What you should do:
Can you find the lines of the listing that include "minmax" and copy every one?

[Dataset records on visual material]

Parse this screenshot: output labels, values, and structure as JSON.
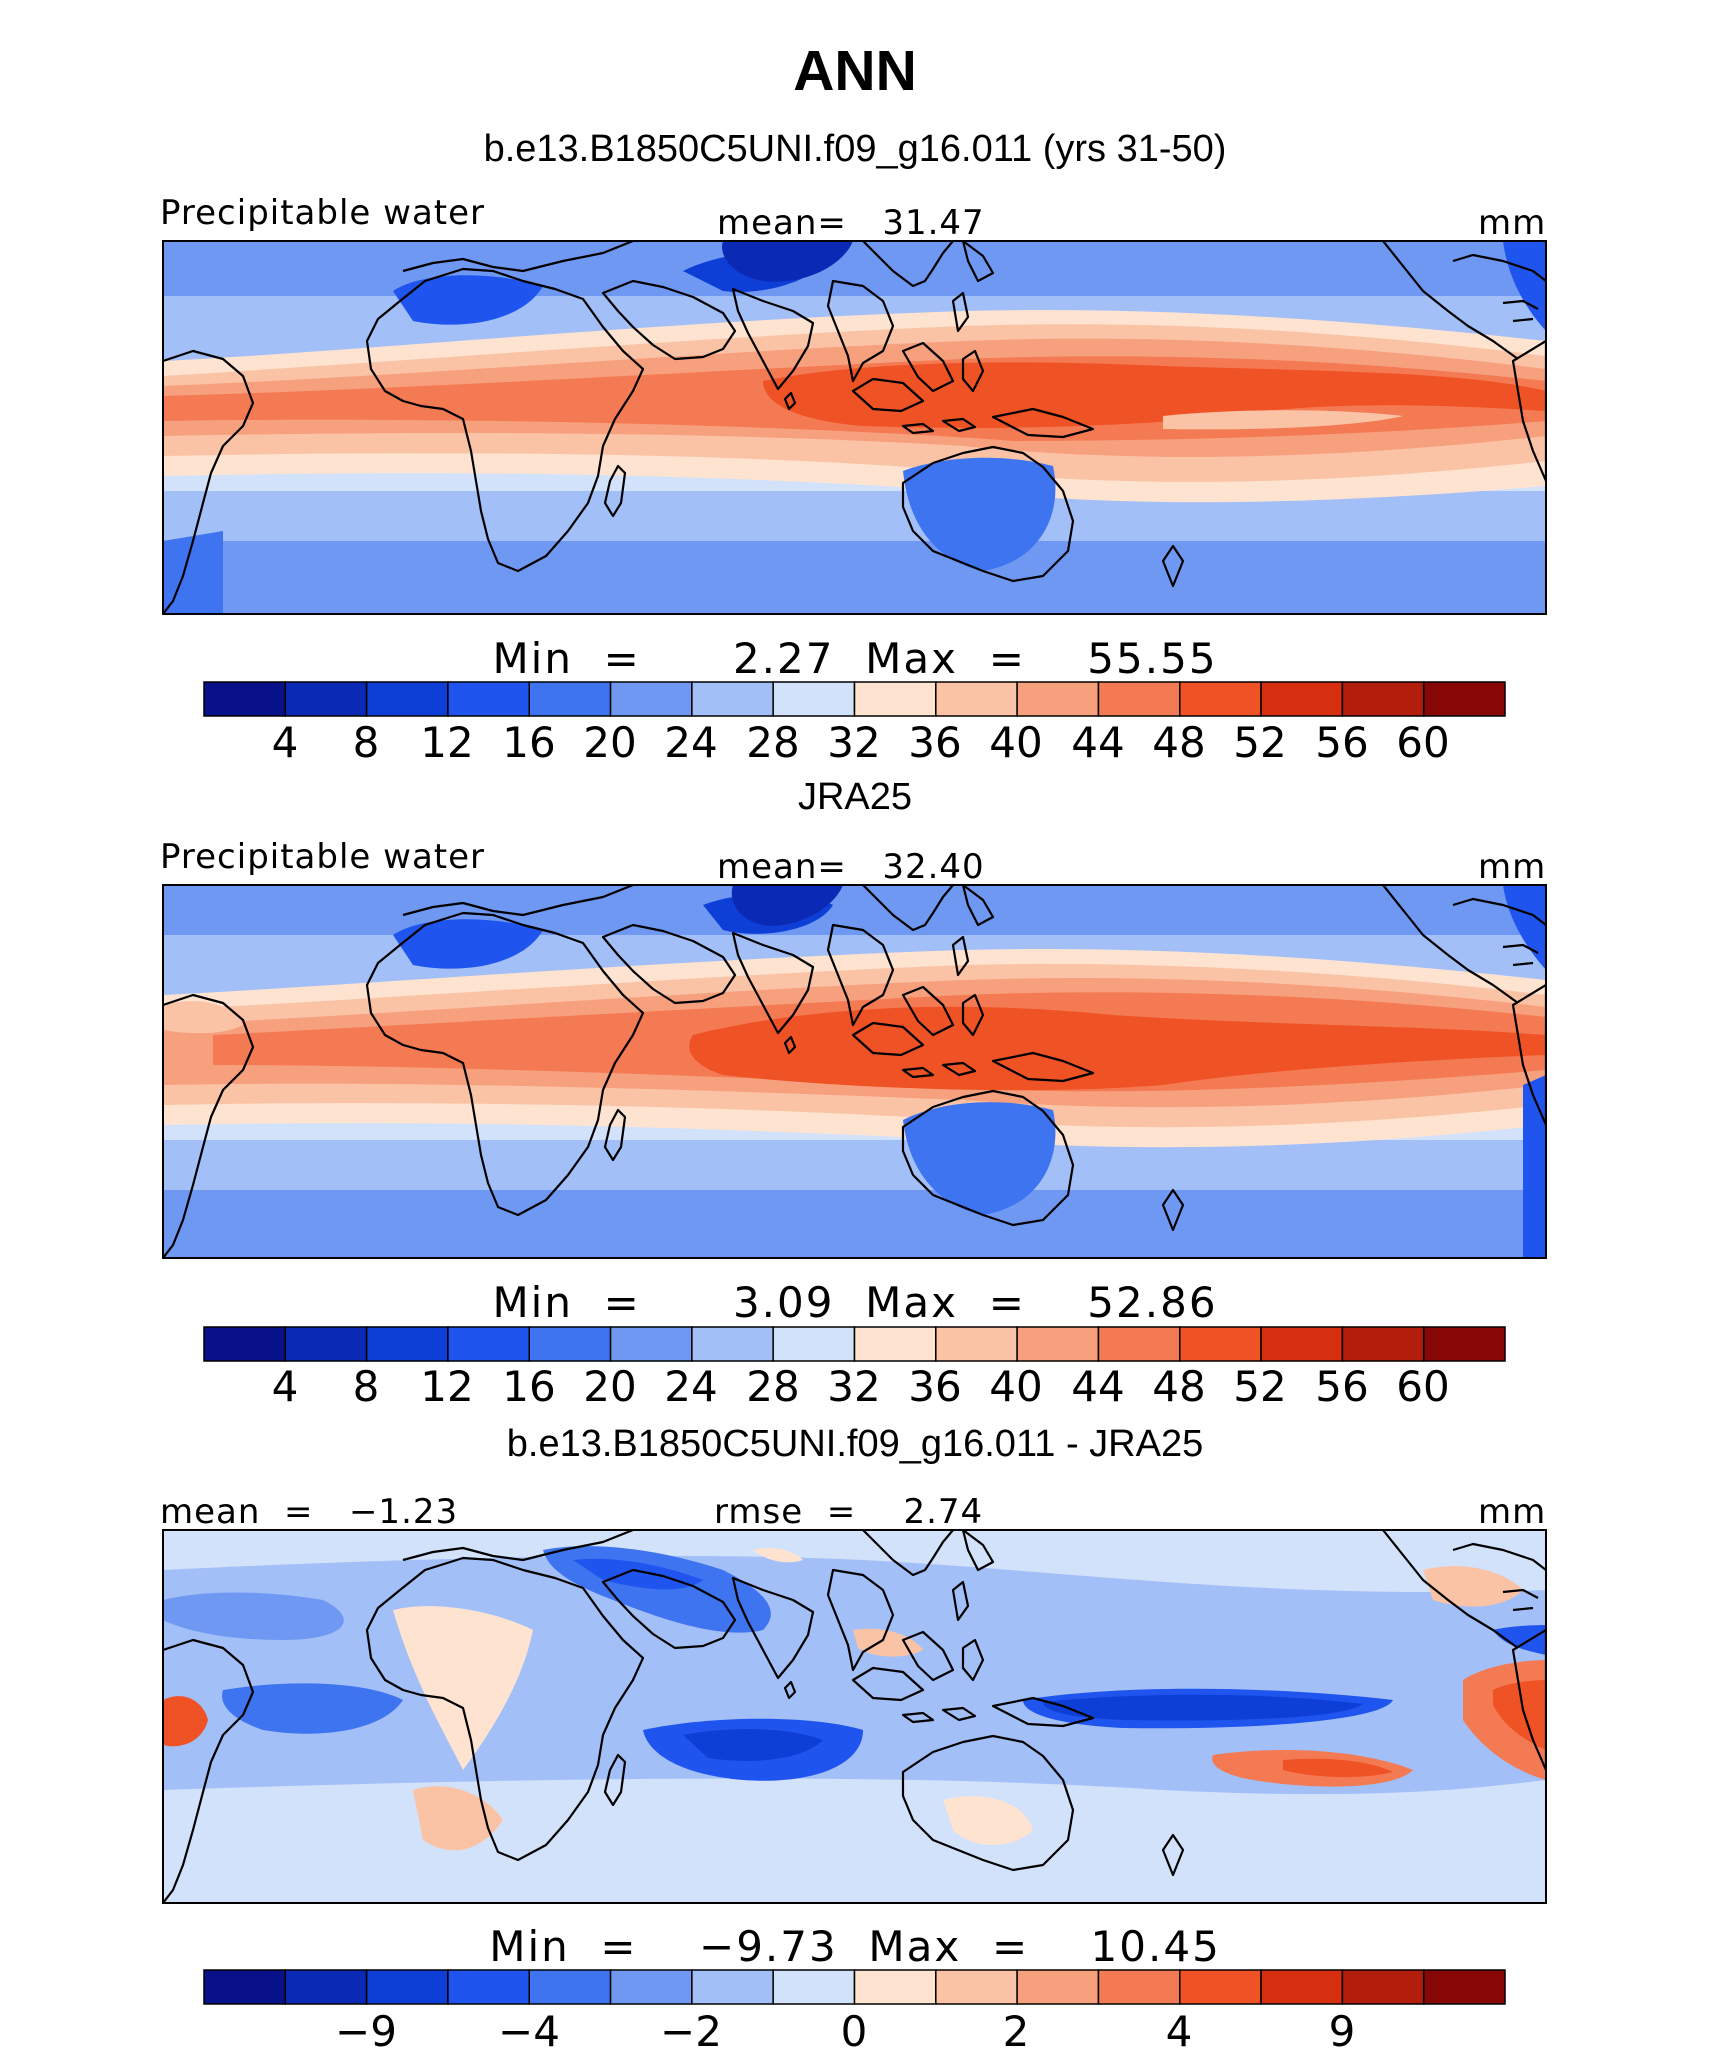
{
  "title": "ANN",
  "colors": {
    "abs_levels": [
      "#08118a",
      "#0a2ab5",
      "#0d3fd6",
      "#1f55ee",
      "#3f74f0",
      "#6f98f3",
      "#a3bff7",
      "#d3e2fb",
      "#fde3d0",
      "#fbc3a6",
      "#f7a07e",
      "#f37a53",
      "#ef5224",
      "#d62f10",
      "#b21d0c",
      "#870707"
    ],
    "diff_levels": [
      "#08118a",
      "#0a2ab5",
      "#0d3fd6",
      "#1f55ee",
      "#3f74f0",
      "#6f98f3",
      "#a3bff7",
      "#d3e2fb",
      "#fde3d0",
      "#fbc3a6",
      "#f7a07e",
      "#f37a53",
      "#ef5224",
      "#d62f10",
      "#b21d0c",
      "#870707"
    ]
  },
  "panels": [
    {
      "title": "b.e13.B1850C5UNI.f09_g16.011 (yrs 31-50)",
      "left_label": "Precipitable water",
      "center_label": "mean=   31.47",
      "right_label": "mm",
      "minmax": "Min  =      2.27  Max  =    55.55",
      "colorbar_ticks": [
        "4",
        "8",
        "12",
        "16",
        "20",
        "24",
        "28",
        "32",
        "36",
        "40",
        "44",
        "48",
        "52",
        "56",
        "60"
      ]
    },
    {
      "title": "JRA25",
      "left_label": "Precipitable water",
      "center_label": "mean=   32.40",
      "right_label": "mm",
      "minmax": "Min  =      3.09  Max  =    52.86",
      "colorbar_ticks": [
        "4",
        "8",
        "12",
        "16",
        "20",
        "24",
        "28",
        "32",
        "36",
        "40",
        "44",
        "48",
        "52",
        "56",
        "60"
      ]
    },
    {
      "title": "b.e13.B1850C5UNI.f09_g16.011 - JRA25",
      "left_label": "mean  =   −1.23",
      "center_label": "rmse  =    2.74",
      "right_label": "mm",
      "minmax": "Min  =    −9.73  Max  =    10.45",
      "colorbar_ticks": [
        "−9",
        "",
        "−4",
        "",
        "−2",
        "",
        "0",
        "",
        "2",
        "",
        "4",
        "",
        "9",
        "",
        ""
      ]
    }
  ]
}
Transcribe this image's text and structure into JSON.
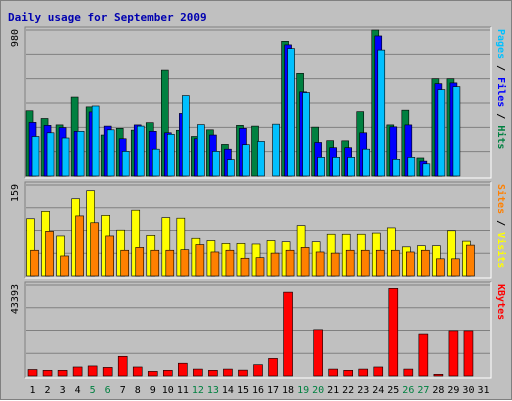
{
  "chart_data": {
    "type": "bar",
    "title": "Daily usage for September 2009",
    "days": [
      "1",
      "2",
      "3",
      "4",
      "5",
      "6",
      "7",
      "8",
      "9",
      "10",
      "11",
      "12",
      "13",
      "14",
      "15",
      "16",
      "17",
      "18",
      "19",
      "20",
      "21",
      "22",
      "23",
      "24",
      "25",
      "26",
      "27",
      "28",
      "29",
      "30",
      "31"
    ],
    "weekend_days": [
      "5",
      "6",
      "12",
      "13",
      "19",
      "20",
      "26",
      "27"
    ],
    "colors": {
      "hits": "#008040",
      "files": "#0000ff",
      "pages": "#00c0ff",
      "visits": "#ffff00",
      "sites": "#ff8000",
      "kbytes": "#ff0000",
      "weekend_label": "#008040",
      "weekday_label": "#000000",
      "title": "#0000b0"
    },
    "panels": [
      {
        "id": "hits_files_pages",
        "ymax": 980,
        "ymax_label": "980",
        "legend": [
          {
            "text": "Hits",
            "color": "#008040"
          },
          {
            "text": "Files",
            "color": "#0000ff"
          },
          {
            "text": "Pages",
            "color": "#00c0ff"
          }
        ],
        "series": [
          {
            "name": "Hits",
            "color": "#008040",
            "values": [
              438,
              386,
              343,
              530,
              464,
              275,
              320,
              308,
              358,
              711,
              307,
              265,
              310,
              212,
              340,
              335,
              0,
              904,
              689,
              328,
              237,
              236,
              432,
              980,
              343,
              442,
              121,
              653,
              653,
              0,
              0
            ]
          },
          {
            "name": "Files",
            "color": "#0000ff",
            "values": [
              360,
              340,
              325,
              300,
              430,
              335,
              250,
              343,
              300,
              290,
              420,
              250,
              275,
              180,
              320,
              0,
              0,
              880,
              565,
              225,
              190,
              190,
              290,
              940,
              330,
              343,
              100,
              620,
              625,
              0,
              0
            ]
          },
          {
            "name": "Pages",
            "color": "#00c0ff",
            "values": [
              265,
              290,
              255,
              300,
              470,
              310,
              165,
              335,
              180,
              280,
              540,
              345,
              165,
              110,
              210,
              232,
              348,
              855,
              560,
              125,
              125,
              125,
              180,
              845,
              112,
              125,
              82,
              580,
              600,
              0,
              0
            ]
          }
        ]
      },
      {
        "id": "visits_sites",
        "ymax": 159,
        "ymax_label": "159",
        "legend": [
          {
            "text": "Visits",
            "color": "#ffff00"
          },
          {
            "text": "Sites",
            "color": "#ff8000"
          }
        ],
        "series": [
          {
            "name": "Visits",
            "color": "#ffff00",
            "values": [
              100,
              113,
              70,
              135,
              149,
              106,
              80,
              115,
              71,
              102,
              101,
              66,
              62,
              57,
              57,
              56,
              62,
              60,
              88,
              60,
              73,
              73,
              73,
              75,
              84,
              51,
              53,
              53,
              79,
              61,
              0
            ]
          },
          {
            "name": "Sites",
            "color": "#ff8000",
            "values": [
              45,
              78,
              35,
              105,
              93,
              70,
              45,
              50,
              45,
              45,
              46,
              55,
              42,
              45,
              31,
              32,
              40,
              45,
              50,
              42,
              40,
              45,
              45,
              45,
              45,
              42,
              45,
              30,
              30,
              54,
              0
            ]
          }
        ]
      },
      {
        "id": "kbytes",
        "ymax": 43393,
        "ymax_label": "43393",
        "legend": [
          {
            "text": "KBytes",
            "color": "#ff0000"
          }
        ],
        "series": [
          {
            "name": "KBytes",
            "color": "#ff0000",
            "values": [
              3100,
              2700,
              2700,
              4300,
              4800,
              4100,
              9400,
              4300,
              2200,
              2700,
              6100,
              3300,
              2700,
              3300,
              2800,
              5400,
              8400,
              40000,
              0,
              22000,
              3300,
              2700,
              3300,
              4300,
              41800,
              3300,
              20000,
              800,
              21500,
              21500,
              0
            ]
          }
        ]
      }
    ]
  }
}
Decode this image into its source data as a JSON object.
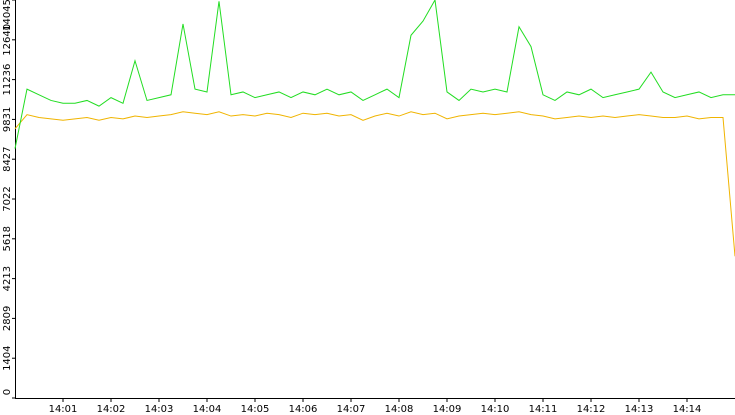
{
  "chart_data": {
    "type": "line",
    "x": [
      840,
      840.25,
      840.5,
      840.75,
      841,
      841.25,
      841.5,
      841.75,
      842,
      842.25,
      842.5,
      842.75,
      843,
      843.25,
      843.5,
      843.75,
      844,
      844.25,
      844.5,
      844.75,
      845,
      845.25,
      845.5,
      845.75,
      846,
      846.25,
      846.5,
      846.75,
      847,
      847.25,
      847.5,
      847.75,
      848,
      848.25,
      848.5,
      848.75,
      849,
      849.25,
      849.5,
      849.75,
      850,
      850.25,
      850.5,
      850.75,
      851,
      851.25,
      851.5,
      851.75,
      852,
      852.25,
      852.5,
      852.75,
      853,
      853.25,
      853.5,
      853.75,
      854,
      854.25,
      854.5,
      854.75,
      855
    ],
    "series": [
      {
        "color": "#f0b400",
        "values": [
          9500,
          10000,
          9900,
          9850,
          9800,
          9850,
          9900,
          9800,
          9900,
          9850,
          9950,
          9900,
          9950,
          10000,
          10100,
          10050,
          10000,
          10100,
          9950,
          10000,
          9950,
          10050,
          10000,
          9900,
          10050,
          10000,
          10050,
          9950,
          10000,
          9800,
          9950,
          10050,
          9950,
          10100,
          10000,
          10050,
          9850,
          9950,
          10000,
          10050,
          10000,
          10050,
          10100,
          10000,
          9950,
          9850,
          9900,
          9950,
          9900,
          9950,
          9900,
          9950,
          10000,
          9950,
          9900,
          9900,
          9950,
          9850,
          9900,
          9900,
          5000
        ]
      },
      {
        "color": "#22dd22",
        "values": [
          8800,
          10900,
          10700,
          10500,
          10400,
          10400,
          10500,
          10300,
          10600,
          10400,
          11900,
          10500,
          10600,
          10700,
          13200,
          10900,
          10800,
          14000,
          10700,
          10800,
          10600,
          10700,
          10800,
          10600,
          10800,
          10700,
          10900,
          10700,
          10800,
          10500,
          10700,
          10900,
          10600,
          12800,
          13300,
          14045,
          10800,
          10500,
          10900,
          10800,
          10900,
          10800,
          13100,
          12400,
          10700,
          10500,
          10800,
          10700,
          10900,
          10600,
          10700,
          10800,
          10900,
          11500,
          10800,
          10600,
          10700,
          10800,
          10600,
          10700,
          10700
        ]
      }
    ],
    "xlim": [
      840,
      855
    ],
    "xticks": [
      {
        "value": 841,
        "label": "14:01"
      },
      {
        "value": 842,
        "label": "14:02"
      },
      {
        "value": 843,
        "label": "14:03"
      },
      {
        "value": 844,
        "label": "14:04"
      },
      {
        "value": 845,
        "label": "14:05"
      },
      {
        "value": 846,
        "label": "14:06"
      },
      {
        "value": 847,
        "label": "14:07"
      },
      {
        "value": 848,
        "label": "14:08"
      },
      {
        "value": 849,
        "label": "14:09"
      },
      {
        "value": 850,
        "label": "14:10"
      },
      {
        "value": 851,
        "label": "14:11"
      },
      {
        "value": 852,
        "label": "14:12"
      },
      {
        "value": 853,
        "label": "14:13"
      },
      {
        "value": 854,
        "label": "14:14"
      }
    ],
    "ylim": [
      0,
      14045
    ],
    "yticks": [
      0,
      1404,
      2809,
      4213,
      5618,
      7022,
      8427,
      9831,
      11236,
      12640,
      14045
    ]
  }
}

Result for this task:
      "minmax": "Min  =      2.27  Max  =    55.55",
      "minmax": "Min  =      3.09  Max  =    52.86",
      "minmax": "Min  =    −9.73  Max  =    10.45",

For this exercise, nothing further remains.